§ **WRITTEN REQUEST**
State how many lines of the entries hold the string "Other", and output nothing but that count.

Data entries for graphics:
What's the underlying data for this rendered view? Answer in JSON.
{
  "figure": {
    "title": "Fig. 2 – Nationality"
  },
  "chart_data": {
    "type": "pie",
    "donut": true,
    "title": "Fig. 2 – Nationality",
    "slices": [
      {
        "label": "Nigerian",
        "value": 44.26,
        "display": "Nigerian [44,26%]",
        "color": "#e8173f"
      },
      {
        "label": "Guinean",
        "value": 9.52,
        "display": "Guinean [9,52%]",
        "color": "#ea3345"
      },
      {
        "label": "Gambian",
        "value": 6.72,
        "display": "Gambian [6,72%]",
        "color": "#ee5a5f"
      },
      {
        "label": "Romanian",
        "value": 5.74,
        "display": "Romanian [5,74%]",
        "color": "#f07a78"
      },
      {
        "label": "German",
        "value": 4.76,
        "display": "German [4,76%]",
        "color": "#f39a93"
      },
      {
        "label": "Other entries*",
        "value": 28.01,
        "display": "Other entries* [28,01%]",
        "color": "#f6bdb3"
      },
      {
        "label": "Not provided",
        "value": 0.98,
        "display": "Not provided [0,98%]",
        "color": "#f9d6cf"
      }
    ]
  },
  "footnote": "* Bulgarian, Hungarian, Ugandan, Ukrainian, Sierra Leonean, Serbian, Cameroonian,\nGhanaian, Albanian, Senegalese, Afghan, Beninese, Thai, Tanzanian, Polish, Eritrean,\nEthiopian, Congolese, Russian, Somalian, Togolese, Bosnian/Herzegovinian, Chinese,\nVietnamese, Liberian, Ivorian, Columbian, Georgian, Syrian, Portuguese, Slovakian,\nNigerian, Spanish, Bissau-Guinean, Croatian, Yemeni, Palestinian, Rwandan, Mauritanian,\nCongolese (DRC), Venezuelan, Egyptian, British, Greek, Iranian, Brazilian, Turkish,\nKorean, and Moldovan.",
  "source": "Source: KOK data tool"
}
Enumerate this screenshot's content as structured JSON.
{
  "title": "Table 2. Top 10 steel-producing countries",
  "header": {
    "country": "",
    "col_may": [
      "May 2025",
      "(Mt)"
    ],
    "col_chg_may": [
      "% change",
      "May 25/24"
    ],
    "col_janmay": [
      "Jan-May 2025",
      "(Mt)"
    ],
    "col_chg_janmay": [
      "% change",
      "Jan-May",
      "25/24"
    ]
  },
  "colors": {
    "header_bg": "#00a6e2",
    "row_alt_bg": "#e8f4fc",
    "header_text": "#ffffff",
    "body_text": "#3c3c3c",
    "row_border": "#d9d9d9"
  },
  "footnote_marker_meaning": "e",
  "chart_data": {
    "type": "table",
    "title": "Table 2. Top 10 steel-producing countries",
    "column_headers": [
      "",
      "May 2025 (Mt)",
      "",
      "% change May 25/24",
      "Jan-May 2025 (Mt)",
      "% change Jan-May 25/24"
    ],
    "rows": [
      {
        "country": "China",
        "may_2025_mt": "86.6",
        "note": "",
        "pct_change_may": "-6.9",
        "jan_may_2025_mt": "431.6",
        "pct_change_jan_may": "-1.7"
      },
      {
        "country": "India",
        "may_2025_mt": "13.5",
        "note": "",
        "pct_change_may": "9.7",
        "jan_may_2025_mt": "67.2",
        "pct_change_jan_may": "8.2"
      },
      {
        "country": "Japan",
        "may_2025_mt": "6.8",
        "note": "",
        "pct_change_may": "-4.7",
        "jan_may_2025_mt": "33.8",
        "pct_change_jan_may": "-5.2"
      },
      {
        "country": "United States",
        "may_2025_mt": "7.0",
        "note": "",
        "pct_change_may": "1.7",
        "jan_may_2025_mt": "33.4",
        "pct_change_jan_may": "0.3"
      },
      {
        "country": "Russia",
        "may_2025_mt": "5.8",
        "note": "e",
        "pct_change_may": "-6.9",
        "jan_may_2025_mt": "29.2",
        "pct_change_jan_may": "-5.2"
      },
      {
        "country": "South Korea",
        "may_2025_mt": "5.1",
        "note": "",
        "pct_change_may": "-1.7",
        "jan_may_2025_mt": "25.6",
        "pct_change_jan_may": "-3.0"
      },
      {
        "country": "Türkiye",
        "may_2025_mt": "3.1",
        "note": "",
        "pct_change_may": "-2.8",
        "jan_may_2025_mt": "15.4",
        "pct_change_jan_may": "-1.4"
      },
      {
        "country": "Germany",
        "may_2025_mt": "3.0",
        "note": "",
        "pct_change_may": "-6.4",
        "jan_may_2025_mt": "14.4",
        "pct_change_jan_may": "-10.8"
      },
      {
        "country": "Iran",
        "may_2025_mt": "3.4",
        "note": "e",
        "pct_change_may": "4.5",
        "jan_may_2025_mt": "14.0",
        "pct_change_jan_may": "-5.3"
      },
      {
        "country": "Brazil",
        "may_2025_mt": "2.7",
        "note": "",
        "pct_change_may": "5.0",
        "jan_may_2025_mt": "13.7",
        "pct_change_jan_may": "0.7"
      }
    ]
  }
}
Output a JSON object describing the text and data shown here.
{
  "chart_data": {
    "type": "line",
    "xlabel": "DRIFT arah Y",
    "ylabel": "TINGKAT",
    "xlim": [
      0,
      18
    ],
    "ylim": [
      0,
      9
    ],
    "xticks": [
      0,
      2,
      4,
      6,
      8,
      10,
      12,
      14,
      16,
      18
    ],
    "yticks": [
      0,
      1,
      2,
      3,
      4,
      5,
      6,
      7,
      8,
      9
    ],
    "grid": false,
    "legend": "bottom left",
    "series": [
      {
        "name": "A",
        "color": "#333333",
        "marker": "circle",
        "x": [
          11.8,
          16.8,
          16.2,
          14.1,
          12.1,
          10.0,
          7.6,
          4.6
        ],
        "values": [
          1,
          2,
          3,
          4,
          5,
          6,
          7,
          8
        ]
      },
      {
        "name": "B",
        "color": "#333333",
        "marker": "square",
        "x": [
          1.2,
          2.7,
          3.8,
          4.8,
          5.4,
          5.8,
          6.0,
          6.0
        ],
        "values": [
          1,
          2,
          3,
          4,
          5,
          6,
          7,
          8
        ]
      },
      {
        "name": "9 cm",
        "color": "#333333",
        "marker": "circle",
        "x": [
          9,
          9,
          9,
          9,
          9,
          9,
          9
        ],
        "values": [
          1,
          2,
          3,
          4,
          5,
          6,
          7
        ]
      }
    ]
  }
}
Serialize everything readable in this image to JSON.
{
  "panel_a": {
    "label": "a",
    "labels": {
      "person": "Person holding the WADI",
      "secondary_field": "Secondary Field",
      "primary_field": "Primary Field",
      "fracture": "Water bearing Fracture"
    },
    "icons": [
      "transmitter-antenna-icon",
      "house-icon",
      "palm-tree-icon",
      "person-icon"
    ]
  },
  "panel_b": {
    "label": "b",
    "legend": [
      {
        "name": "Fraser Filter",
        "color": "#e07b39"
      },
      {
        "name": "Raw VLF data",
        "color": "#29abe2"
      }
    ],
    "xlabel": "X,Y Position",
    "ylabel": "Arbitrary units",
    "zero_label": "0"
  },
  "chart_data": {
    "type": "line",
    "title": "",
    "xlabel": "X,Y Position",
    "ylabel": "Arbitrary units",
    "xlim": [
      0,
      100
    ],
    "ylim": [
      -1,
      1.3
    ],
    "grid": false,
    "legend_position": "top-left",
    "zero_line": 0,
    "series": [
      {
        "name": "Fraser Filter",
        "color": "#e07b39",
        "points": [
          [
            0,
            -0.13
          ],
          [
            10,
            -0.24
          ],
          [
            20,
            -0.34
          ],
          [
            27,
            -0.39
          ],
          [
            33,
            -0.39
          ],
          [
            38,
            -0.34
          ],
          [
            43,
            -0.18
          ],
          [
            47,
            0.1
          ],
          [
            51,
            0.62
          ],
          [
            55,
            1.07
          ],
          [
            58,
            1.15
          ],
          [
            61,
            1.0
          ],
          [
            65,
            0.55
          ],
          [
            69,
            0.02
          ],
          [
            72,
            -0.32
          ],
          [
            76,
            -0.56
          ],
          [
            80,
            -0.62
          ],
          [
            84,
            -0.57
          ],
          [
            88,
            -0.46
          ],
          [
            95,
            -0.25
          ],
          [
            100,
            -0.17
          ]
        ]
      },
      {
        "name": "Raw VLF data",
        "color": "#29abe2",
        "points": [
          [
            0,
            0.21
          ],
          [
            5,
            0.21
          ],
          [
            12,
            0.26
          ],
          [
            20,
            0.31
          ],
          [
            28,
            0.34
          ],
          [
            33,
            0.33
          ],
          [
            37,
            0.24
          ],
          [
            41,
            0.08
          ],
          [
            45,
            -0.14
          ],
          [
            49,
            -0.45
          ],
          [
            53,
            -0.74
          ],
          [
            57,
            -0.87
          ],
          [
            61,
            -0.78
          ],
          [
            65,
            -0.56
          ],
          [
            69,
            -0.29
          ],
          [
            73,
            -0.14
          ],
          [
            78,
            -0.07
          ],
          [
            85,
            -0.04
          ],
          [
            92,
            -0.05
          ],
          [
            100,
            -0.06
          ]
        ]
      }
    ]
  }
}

§ **TASK OUTPUT**
2